──────── Extracted material

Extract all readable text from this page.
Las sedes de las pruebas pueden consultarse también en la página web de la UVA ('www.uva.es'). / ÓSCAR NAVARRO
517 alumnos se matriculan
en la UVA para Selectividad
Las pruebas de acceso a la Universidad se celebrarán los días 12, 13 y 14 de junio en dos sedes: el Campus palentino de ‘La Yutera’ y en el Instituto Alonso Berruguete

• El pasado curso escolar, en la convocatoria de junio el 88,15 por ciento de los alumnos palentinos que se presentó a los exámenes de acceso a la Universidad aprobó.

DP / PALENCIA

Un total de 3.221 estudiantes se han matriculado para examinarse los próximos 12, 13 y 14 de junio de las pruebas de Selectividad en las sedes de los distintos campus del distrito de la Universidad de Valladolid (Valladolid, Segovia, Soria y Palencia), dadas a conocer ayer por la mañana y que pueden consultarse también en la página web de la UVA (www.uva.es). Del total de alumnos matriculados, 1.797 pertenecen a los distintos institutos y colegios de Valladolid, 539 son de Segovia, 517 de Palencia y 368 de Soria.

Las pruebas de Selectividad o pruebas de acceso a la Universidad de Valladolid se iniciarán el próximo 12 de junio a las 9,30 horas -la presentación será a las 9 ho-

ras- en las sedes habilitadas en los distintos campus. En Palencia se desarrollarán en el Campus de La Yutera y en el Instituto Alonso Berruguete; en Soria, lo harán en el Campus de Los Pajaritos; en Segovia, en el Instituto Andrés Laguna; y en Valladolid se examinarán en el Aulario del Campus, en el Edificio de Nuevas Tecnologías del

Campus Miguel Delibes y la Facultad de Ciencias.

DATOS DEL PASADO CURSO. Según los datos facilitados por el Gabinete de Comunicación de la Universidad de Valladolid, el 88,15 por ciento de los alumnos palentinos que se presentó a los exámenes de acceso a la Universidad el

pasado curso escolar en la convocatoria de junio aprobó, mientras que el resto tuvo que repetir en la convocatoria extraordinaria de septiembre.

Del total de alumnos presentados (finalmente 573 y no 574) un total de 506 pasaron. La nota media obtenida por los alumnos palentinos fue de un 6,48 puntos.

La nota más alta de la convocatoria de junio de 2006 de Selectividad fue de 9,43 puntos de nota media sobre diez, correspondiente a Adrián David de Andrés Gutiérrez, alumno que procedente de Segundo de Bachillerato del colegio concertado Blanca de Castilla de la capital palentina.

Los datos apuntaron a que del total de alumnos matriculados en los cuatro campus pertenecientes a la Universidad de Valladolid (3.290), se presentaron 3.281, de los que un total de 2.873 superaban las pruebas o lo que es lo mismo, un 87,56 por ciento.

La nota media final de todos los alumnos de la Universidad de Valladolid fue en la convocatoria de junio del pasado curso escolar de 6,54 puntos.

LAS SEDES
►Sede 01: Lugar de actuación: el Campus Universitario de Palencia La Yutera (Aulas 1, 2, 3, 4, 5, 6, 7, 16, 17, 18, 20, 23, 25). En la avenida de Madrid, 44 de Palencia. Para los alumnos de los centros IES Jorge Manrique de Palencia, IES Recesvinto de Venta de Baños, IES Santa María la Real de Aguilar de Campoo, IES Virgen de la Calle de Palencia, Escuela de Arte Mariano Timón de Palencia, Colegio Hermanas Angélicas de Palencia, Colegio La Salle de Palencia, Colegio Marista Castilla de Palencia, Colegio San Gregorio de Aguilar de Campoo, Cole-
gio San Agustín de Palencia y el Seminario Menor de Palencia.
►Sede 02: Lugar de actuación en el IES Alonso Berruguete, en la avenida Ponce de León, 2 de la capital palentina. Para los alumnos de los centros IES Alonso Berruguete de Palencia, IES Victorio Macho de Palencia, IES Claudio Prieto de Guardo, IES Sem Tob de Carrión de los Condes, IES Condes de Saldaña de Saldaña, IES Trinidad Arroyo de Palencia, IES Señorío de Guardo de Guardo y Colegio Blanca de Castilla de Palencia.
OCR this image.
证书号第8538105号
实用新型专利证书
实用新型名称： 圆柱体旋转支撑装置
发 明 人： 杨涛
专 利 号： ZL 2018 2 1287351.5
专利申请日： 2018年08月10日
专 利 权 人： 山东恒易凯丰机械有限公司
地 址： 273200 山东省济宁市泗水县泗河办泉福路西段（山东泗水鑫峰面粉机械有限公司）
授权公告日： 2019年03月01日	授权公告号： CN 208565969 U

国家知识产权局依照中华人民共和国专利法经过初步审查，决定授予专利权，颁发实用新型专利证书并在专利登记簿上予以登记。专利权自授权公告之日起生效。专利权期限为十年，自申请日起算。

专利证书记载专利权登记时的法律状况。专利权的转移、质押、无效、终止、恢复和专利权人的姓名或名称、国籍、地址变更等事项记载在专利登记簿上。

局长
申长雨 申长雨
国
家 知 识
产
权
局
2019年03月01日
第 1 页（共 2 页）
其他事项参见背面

────────────────

• _What you have to do_
Select and copy every line of the material that holds the string "presentó".

• _Answer to the task_
• El pasado curso escolar, en la convocatoria de junio el 88,15 por ciento de los alumnos palentinos que se presentó a los exámenes de acceso a la Universidad aprobó.
DATOS DEL PASADO CURSO. Según los datos facilitados por el Gabinete de Comunicación de la Universidad de Valladolid, el 88,15 por ciento de los alumnos palentinos que se presentó a los exámenes de acceso a la Universidad el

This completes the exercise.